Home News Cove.Tool Closes Seed Round to Automate Sustainable Building

Cove.Tool Closes Seed Round to Automate Sustainable Building

by Holly Beilin

Atlanta-based Cove.Tool, an energy efficiency automation platform for the building industry, has closed a $750K seed round to ramp up their marketing, sales and development. The team is confident that they have built a platform that can automate up to 50 percent of the mundane tasks that a sustainability consultant or designer has to go through.

Co-founder Sandeep Ahuja knows the pain point Cove.Tool solves because she’s been there herself. As a sustainability consultant, Ahuja worked on large building projects that wanted to attain different sustainability metrics like achieving LEED certification, exceeding energy efficiency codes and more.

While Ahuja was happy about her work “to save the planet in small ways,” she felt frustrated about how many projects were out there that sustainability consultants couldn’t touch, due to cost or time constraints. Consultants like her weren’t cheap.

At the same time, Ahuja recognized that many of the tasks she performed — which took hours of her time — were repeatable. She and co-founders Patrick and Daniel Chopson decided to build a software that could take on all those tasks.

The platform works through several sustainability tasks. A Cove.Tool user can enter a building project’s location and size to receive an estimate of how much energy it will consume. They can change settings, such as adding more clear glass or alternate materials, and watch those estimates adjust. It provides climactic and weather information.

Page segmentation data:
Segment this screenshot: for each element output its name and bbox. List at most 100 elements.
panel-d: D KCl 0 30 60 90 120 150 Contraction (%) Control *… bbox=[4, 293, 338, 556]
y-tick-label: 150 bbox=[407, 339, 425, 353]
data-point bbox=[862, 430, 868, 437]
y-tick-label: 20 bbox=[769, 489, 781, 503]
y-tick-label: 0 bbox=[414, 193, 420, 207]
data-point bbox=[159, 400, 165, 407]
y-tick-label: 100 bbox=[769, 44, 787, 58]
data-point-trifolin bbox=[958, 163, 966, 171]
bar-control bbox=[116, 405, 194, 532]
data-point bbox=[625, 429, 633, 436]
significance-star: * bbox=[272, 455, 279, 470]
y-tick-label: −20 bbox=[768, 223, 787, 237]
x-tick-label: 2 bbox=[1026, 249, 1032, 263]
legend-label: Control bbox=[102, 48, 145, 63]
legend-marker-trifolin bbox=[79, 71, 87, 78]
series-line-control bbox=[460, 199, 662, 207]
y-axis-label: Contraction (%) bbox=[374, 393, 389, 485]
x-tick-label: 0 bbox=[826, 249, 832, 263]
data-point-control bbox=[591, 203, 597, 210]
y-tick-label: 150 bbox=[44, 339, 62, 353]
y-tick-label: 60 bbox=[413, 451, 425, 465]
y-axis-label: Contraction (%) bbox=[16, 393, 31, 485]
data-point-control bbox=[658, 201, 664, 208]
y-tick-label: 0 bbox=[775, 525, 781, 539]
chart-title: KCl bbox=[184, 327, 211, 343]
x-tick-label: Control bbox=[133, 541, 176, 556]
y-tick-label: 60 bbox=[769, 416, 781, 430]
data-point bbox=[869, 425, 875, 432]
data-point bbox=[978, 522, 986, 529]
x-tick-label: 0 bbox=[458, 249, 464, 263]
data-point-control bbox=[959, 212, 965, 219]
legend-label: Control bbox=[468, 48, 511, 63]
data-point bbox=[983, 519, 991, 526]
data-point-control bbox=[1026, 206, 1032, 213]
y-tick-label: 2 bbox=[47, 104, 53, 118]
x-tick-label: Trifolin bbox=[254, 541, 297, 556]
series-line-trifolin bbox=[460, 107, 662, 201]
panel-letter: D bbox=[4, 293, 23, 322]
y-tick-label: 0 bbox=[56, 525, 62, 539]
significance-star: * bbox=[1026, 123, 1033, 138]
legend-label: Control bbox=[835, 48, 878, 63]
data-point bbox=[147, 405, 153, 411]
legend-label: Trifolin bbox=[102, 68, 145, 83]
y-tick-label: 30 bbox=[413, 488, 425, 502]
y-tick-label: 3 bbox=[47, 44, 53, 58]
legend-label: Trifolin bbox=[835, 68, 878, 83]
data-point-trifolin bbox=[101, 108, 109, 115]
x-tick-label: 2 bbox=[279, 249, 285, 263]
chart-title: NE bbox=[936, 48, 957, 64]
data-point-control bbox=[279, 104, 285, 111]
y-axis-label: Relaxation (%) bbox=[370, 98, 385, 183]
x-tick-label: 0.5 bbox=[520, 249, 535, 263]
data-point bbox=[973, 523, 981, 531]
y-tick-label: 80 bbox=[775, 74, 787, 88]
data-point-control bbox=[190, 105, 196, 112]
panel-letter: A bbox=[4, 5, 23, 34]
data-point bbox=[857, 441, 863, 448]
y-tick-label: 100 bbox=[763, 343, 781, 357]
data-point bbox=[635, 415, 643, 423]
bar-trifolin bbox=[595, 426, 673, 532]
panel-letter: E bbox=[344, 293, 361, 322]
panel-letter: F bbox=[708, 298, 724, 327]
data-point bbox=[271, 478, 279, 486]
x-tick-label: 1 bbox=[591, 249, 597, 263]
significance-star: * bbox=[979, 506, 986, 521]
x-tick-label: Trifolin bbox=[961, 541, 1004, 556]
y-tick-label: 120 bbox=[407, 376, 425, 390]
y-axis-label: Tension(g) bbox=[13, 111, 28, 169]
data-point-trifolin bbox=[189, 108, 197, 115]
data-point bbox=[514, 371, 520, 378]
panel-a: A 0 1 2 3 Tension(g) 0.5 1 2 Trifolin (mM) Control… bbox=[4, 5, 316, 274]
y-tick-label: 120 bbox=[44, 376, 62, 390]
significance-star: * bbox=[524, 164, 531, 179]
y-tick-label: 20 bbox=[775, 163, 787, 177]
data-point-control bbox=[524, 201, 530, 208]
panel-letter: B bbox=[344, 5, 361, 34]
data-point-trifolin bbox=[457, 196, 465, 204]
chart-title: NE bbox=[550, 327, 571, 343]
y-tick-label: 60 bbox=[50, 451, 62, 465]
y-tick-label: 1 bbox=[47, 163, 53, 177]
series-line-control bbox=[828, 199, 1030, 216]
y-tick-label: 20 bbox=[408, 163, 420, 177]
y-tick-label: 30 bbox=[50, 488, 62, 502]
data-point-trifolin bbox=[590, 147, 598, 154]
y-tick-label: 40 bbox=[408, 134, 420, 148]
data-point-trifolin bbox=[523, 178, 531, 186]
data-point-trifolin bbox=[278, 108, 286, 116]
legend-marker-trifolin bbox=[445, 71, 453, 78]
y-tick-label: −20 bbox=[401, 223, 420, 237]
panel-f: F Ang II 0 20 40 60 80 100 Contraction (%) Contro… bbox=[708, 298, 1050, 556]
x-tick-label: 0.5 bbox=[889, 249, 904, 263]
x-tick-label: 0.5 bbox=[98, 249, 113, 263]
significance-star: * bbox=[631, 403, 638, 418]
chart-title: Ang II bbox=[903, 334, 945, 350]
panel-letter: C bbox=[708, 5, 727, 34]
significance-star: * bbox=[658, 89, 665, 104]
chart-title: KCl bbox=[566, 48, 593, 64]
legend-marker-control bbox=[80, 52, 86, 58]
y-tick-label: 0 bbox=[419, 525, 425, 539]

WHAT IS REQUIRED -
Answer these questions using the Cove.Tool article:
(a) How much did Cove.Tool raise in its seed round?
(b) Who co-founded Cove.Tool with Sandeep Ahuja?
(c) What two details about a building project does a user enter to receive an energy consumption estimate?
The entries have no connection to the text.

REPLY TO THE EXERCISE -
(a) $750K
(b) Patrick and Daniel Chopson
(c) The project's location and size